## WORK TO DO
Copy every line that mentions the word "true".

--

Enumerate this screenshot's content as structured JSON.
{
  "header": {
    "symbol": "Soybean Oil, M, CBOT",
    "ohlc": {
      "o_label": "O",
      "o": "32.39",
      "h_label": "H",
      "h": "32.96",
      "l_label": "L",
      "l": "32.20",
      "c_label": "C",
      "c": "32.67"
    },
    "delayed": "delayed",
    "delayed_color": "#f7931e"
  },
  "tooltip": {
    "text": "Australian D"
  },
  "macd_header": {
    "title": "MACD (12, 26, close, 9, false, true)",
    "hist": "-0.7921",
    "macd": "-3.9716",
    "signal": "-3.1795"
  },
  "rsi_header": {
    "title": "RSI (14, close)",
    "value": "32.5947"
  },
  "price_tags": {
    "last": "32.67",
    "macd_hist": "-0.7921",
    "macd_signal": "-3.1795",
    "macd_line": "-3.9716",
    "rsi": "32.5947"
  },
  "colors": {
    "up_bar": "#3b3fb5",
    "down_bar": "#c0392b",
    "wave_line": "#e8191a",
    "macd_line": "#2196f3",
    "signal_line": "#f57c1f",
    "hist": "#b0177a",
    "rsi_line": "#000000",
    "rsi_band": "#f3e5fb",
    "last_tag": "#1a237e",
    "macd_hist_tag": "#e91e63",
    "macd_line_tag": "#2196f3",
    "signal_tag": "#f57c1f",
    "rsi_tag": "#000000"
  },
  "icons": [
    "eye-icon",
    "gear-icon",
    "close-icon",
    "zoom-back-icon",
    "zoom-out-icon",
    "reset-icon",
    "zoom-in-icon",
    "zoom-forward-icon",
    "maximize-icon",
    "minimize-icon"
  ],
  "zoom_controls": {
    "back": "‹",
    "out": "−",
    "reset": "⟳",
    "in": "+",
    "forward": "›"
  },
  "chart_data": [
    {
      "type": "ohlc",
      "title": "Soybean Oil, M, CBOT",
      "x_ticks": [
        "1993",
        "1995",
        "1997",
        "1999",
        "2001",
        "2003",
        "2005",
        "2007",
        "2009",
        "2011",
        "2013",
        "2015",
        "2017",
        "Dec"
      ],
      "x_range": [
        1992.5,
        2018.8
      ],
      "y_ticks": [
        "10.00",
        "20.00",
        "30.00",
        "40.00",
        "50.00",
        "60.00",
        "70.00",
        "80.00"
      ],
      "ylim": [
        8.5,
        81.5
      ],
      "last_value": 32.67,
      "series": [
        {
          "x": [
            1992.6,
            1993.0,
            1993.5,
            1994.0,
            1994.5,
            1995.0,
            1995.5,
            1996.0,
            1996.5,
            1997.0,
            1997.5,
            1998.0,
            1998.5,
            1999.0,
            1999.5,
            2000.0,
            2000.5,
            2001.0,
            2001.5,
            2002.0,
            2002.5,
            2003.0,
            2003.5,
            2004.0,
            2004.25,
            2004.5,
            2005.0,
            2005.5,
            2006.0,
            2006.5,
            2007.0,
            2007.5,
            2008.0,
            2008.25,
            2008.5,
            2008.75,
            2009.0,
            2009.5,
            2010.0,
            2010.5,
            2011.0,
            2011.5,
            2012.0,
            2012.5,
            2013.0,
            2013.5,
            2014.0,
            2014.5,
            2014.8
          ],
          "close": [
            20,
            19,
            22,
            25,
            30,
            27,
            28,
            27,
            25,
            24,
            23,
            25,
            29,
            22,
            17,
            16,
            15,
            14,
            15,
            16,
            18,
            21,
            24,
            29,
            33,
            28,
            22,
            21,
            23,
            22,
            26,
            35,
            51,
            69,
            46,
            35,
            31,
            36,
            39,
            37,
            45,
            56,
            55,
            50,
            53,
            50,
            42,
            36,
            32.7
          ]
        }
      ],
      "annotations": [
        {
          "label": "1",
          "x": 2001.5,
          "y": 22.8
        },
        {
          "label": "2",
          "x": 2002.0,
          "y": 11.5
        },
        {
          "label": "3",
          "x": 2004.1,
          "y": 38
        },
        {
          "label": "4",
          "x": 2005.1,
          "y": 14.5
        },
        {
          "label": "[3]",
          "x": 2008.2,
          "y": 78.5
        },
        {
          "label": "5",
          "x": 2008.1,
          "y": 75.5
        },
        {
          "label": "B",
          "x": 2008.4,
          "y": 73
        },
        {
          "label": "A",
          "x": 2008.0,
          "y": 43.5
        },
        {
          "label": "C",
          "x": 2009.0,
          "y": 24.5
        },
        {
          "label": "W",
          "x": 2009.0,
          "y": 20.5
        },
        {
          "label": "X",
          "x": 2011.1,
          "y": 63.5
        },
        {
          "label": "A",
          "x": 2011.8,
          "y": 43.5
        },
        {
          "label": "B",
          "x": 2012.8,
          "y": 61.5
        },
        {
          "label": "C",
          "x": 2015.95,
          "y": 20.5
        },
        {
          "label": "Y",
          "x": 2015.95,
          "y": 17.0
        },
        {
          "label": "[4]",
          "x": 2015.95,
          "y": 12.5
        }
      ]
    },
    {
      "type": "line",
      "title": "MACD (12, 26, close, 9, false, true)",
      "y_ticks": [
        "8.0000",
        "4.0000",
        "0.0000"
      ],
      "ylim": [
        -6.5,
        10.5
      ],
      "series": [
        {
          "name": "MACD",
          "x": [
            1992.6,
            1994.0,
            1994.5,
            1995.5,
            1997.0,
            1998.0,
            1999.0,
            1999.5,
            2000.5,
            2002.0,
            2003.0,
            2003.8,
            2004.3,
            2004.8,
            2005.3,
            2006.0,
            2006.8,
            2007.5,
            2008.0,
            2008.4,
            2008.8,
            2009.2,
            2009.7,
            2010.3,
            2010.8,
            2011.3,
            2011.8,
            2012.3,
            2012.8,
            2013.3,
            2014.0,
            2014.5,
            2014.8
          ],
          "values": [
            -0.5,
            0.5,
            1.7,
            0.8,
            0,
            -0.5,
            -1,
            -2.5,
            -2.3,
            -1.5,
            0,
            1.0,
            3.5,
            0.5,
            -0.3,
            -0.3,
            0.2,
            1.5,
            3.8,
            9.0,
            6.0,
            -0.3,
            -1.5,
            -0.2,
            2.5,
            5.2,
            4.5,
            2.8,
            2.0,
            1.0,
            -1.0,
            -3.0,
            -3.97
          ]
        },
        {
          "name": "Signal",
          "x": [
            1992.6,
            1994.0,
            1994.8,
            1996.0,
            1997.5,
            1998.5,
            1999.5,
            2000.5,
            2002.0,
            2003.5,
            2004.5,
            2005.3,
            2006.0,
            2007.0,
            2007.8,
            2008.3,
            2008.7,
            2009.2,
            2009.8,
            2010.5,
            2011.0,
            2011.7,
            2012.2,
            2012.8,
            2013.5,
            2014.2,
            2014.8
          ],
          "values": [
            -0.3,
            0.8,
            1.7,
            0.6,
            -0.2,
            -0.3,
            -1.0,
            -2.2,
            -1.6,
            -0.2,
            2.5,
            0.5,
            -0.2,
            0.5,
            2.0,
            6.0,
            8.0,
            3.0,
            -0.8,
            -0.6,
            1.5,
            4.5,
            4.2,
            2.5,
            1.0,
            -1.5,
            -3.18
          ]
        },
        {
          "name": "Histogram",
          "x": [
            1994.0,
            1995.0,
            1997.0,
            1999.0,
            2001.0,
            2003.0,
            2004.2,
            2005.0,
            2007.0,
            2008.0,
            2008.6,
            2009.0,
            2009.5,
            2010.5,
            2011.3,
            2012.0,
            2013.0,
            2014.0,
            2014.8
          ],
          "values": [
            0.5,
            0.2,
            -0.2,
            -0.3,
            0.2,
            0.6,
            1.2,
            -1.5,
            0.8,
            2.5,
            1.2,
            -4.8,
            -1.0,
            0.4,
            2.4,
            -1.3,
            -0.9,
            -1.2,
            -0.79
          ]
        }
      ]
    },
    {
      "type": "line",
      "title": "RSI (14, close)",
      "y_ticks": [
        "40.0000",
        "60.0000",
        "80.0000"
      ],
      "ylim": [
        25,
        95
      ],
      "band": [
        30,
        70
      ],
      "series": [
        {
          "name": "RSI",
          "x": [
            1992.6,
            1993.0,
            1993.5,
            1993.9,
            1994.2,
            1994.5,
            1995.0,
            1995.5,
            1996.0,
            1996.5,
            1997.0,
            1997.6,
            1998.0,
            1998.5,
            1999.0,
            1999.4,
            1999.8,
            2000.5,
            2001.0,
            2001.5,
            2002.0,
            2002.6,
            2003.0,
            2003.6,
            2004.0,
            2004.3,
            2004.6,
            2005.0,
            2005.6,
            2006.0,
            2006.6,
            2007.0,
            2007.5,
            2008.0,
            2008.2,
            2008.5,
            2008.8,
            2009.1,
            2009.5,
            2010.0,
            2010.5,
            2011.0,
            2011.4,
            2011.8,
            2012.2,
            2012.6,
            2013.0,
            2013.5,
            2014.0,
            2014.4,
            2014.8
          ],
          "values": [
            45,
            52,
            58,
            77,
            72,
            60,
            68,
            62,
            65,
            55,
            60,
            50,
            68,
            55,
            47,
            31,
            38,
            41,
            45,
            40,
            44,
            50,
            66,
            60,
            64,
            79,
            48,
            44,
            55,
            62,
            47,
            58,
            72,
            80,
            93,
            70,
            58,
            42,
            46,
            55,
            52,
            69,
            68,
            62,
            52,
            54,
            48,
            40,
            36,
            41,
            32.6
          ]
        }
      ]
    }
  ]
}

--

## TASK ANSWER
    "title": "MACD (12, 26, close, 9, false, true)",
      "title": "MACD (12, 26, close, 9, false, true)",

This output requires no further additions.